>> START Information supplied
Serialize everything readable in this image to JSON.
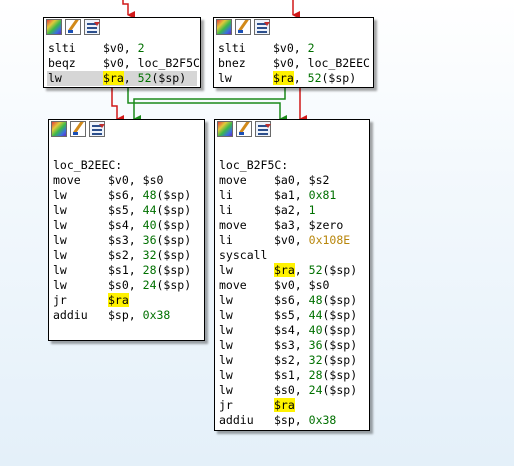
{
  "colors": {
    "edge_true": "#1a8a1a",
    "edge_false": "#d01818",
    "edge_plain": "#333333",
    "highlight": "#fff200",
    "immediate": "#007000",
    "hex_immediate": "#b8860b"
  },
  "node_toolbar_icons": [
    "color-palette-icon",
    "edit-node-icon",
    "node-list-icon"
  ],
  "nodes": {
    "n1": {
      "lines": [
        {
          "mn": "slti",
          "op": [
            {
              "t": "$v0"
            },
            {
              "t": ", "
            },
            {
              "t": "2",
              "c": "num"
            }
          ]
        },
        {
          "mn": "beqz",
          "op": [
            {
              "t": "$v0"
            },
            {
              "t": ", "
            },
            {
              "t": "loc_B2F5C"
            }
          ]
        },
        {
          "mn": "lw",
          "sel": true,
          "op": [
            {
              "t": "$ra",
              "c": "hl"
            },
            {
              "t": ", "
            },
            {
              "t": "52",
              "c": "num"
            },
            {
              "t": "($sp)"
            }
          ]
        }
      ]
    },
    "n2": {
      "lines": [
        {
          "mn": "slti",
          "op": [
            {
              "t": "$v0"
            },
            {
              "t": ", "
            },
            {
              "t": "2",
              "c": "num"
            }
          ]
        },
        {
          "mn": "bnez",
          "op": [
            {
              "t": "$v0"
            },
            {
              "t": ", "
            },
            {
              "t": "loc_B2EEC"
            }
          ]
        },
        {
          "mn": "lw",
          "op": [
            {
              "t": "$ra",
              "c": "hl"
            },
            {
              "t": ", "
            },
            {
              "t": "52",
              "c": "num"
            },
            {
              "t": "($sp)"
            }
          ]
        }
      ]
    },
    "n3": {
      "lines": [
        {
          "label": ""
        },
        {
          "label": "loc_B2EEC:"
        },
        {
          "mn": "move",
          "op": [
            {
              "t": "$v0"
            },
            {
              "t": ", "
            },
            {
              "t": "$s0"
            }
          ]
        },
        {
          "mn": "lw",
          "op": [
            {
              "t": "$s6"
            },
            {
              "t": ", "
            },
            {
              "t": "48",
              "c": "num"
            },
            {
              "t": "($sp)"
            }
          ]
        },
        {
          "mn": "lw",
          "op": [
            {
              "t": "$s5"
            },
            {
              "t": ", "
            },
            {
              "t": "44",
              "c": "num"
            },
            {
              "t": "($sp)"
            }
          ]
        },
        {
          "mn": "lw",
          "op": [
            {
              "t": "$s4"
            },
            {
              "t": ", "
            },
            {
              "t": "40",
              "c": "num"
            },
            {
              "t": "($sp)"
            }
          ]
        },
        {
          "mn": "lw",
          "op": [
            {
              "t": "$s3"
            },
            {
              "t": ", "
            },
            {
              "t": "36",
              "c": "num"
            },
            {
              "t": "($sp)"
            }
          ]
        },
        {
          "mn": "lw",
          "op": [
            {
              "t": "$s2"
            },
            {
              "t": ", "
            },
            {
              "t": "32",
              "c": "num"
            },
            {
              "t": "($sp)"
            }
          ]
        },
        {
          "mn": "lw",
          "op": [
            {
              "t": "$s1"
            },
            {
              "t": ", "
            },
            {
              "t": "28",
              "c": "num"
            },
            {
              "t": "($sp)"
            }
          ]
        },
        {
          "mn": "lw",
          "op": [
            {
              "t": "$s0"
            },
            {
              "t": ", "
            },
            {
              "t": "24",
              "c": "num"
            },
            {
              "t": "($sp)"
            }
          ]
        },
        {
          "mn": "jr",
          "op": [
            {
              "t": "$ra",
              "c": "hl"
            }
          ]
        },
        {
          "mn": "addiu",
          "op": [
            {
              "t": "$sp"
            },
            {
              "t": ", "
            },
            {
              "t": "0x38",
              "c": "num"
            }
          ]
        }
      ]
    },
    "n4": {
      "lines": [
        {
          "label": ""
        },
        {
          "label": "loc_B2F5C:"
        },
        {
          "mn": "move",
          "op": [
            {
              "t": "$a0"
            },
            {
              "t": ", "
            },
            {
              "t": "$s2"
            }
          ]
        },
        {
          "mn": "li",
          "op": [
            {
              "t": "$a1"
            },
            {
              "t": ", "
            },
            {
              "t": "0x81",
              "c": "num"
            }
          ]
        },
        {
          "mn": "li",
          "op": [
            {
              "t": "$a2"
            },
            {
              "t": ", "
            },
            {
              "t": "1",
              "c": "num"
            }
          ]
        },
        {
          "mn": "move",
          "op": [
            {
              "t": "$a3"
            },
            {
              "t": ", "
            },
            {
              "t": "$zero"
            }
          ]
        },
        {
          "mn": "li",
          "op": [
            {
              "t": "$v0"
            },
            {
              "t": ", "
            },
            {
              "t": "0x108E",
              "c": "hex"
            }
          ]
        },
        {
          "mn": "syscall",
          "op": []
        },
        {
          "mn": "lw",
          "op": [
            {
              "t": "$ra",
              "c": "hl"
            },
            {
              "t": ", "
            },
            {
              "t": "52",
              "c": "num"
            },
            {
              "t": "($sp)"
            }
          ]
        },
        {
          "mn": "move",
          "op": [
            {
              "t": "$v0"
            },
            {
              "t": ", "
            },
            {
              "t": "$s0"
            }
          ]
        },
        {
          "mn": "lw",
          "op": [
            {
              "t": "$s6"
            },
            {
              "t": ", "
            },
            {
              "t": "48",
              "c": "num"
            },
            {
              "t": "($sp)"
            }
          ]
        },
        {
          "mn": "lw",
          "op": [
            {
              "t": "$s5"
            },
            {
              "t": ", "
            },
            {
              "t": "44",
              "c": "num"
            },
            {
              "t": "($sp)"
            }
          ]
        },
        {
          "mn": "lw",
          "op": [
            {
              "t": "$s4"
            },
            {
              "t": ", "
            },
            {
              "t": "40",
              "c": "num"
            },
            {
              "t": "($sp)"
            }
          ]
        },
        {
          "mn": "lw",
          "op": [
            {
              "t": "$s3"
            },
            {
              "t": ", "
            },
            {
              "t": "36",
              "c": "num"
            },
            {
              "t": "($sp)"
            }
          ]
        },
        {
          "mn": "lw",
          "op": [
            {
              "t": "$s2"
            },
            {
              "t": ", "
            },
            {
              "t": "32",
              "c": "num"
            },
            {
              "t": "($sp)"
            }
          ]
        },
        {
          "mn": "lw",
          "op": [
            {
              "t": "$s1"
            },
            {
              "t": ", "
            },
            {
              "t": "28",
              "c": "num"
            },
            {
              "t": "($sp)"
            }
          ]
        },
        {
          "mn": "lw",
          "op": [
            {
              "t": "$s0"
            },
            {
              "t": ", "
            },
            {
              "t": "24",
              "c": "num"
            },
            {
              "t": "($sp)"
            }
          ]
        },
        {
          "mn": "jr",
          "op": [
            {
              "t": "$ra",
              "c": "hl"
            }
          ]
        },
        {
          "mn": "addiu",
          "op": [
            {
              "t": "$sp"
            },
            {
              "t": ", "
            },
            {
              "t": "0x38",
              "c": "num"
            }
          ]
        }
      ]
    }
  }
}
>> END Information supplied
Directive: Every record gets retyped exactly; no picture goes into the copy.

Problem solution:
Serialize everything readable in this image to JSON.
{
  "colors": {
    "edge_true": "#1a8a1a",
    "edge_false": "#d01818",
    "edge_plain": "#333333",
    "highlight": "#fff200",
    "immediate": "#007000",
    "hex_immediate": "#b8860b"
  },
  "node_toolbar_icons": [
    "color-palette-icon",
    "edit-node-icon",
    "node-list-icon"
  ],
  "nodes": {
    "n1": {
      "lines": [
        {
          "mn": "slti",
          "op": [
            {
              "t": "$v0"
            },
            {
              "t": ", "
            },
            {
              "t": "2",
              "c": "num"
            }
          ]
        },
        {
          "mn": "beqz",
          "op": [
            {
              "t": "$v0"
            },
            {
              "t": ", "
            },
            {
              "t": "loc_B2F5C"
            }
          ]
        },
        {
          "mn": "lw",
          "sel": true,
          "op": [
            {
              "t": "$ra",
              "c": "hl"
            },
            {
              "t": ", "
            },
            {
              "t": "52",
              "c": "num"
            },
            {
              "t": "($sp)"
            }
          ]
        }
      ]
    },
    "n2": {
      "lines": [
        {
          "mn": "slti",
          "op": [
            {
              "t": "$v0"
            },
            {
              "t": ", "
            },
            {
              "t": "2",
              "c": "num"
            }
          ]
        },
        {
          "mn": "bnez",
          "op": [
            {
              "t": "$v0"
            },
            {
              "t": ", "
            },
            {
              "t": "loc_B2EEC"
            }
          ]
        },
        {
          "mn": "lw",
          "op": [
            {
              "t": "$ra",
              "c": "hl"
            },
            {
              "t": ", "
            },
            {
              "t": "52",
              "c": "num"
            },
            {
              "t": "($sp)"
            }
          ]
        }
      ]
    },
    "n3": {
      "lines": [
        {
          "label": ""
        },
        {
          "label": "loc_B2EEC:"
        },
        {
          "mn": "move",
          "op": [
            {
              "t": "$v0"
            },
            {
              "t": ", "
            },
            {
              "t": "$s0"
            }
          ]
        },
        {
          "mn": "lw",
          "op": [
            {
              "t": "$s6"
            },
            {
              "t": ", "
            },
            {
              "t": "48",
              "c": "num"
            },
            {
              "t": "($sp)"
            }
          ]
        },
        {
          "mn": "lw",
          "op": [
            {
              "t": "$s5"
            },
            {
              "t": ", "
            },
            {
              "t": "44",
              "c": "num"
            },
            {
              "t": "($sp)"
            }
          ]
        },
        {
          "mn": "lw",
          "op": [
            {
              "t": "$s4"
            },
            {
              "t": ", "
            },
            {
              "t": "40",
              "c": "num"
            },
            {
              "t": "($sp)"
            }
          ]
        },
        {
          "mn": "lw",
          "op": [
            {
              "t": "$s3"
            },
            {
              "t": ", "
            },
            {
              "t": "36",
              "c": "num"
            },
            {
              "t": "($sp)"
            }
          ]
        },
        {
          "mn": "lw",
          "op": [
            {
              "t": "$s2"
            },
            {
              "t": ", "
            },
            {
              "t": "32",
              "c": "num"
            },
            {
              "t": "($sp)"
            }
          ]
        },
        {
          "mn": "lw",
          "op": [
            {
              "t": "$s1"
            },
            {
              "t": ", "
            },
            {
              "t": "28",
              "c": "num"
            },
            {
              "t": "($sp)"
            }
          ]
        },
        {
          "mn": "lw",
          "op": [
            {
              "t": "$s0"
            },
            {
              "t": ", "
            },
            {
              "t": "24",
              "c": "num"
            },
            {
              "t": "($sp)"
            }
          ]
        },
        {
          "mn": "jr",
          "op": [
            {
              "t": "$ra",
              "c": "hl"
            }
          ]
        },
        {
          "mn": "addiu",
          "op": [
            {
              "t": "$sp"
            },
            {
              "t": ", "
            },
            {
              "t": "0x38",
              "c": "num"
            }
          ]
        }
      ]
    },
    "n4": {
      "lines": [
        {
          "label": ""
        },
        {
          "label": "loc_B2F5C:"
        },
        {
          "mn": "move",
          "op": [
            {
              "t": "$a0"
            },
            {
              "t": ", "
            },
            {
              "t": "$s2"
            }
          ]
        },
        {
          "mn": "li",
          "op": [
            {
              "t": "$a1"
            },
            {
              "t": ", "
            },
            {
              "t": "0x81",
              "c": "num"
            }
          ]
        },
        {
          "mn": "li",
          "op": [
            {
              "t": "$a2"
            },
            {
              "t": ", "
            },
            {
              "t": "1",
              "c": "num"
            }
          ]
        },
        {
          "mn": "move",
          "op": [
            {
              "t": "$a3"
            },
            {
              "t": ", "
            },
            {
              "t": "$zero"
            }
          ]
        },
        {
          "mn": "li",
          "op": [
            {
              "t": "$v0"
            },
            {
              "t": ", "
            },
            {
              "t": "0x108E",
              "c": "hex"
            }
          ]
        },
        {
          "mn": "syscall",
          "op": []
        },
        {
          "mn": "lw",
          "op": [
            {
              "t": "$ra",
              "c": "hl"
            },
            {
              "t": ", "
            },
            {
              "t": "52",
              "c": "num"
            },
            {
              "t": "($sp)"
            }
          ]
        },
        {
          "mn": "move",
          "op": [
            {
              "t": "$v0"
            },
            {
              "t": ", "
            },
            {
              "t": "$s0"
            }
          ]
        },
        {
          "mn": "lw",
          "op": [
            {
              "t": "$s6"
            },
            {
              "t": ", "
            },
            {
              "t": "48",
              "c": "num"
            },
            {
              "t": "($sp)"
            }
          ]
        },
        {
          "mn": "lw",
          "op": [
            {
              "t": "$s5"
            },
            {
              "t": ", "
            },
            {
              "t": "44",
              "c": "num"
            },
            {
              "t": "($sp)"
            }
          ]
        },
        {
          "mn": "lw",
          "op": [
            {
              "t": "$s4"
            },
            {
              "t": ", "
            },
            {
              "t": "40",
              "c": "num"
            },
            {
              "t": "($sp)"
            }
          ]
        },
        {
          "mn": "lw",
          "op": [
            {
              "t": "$s3"
            },
            {
              "t": ", "
            },
            {
              "t": "36",
              "c": "num"
            },
            {
              "t": "($sp)"
            }
          ]
        },
        {
          "mn": "lw",
          "op": [
            {
              "t": "$s2"
            },
            {
              "t": ", "
            },
            {
              "t": "32",
              "c": "num"
            },
            {
              "t": "($sp)"
            }
          ]
        },
        {
          "mn": "lw",
          "op": [
            {
              "t": "$s1"
            },
            {
              "t": ", "
            },
            {
              "t": "28",
              "c": "num"
            },
            {
              "t": "($sp)"
            }
          ]
        },
        {
          "mn": "lw",
          "op": [
            {
              "t": "$s0"
            },
            {
              "t": ", "
            },
            {
              "t": "24",
              "c": "num"
            },
            {
              "t": "($sp)"
            }
          ]
        },
        {
          "mn": "jr",
          "op": [
            {
              "t": "$ra",
              "c": "hl"
            }
          ]
        },
        {
          "mn": "addiu",
          "op": [
            {
              "t": "$sp"
            },
            {
              "t": ", "
            },
            {
              "t": "0x38",
              "c": "num"
            }
          ]
        }
      ]
    }
  }
}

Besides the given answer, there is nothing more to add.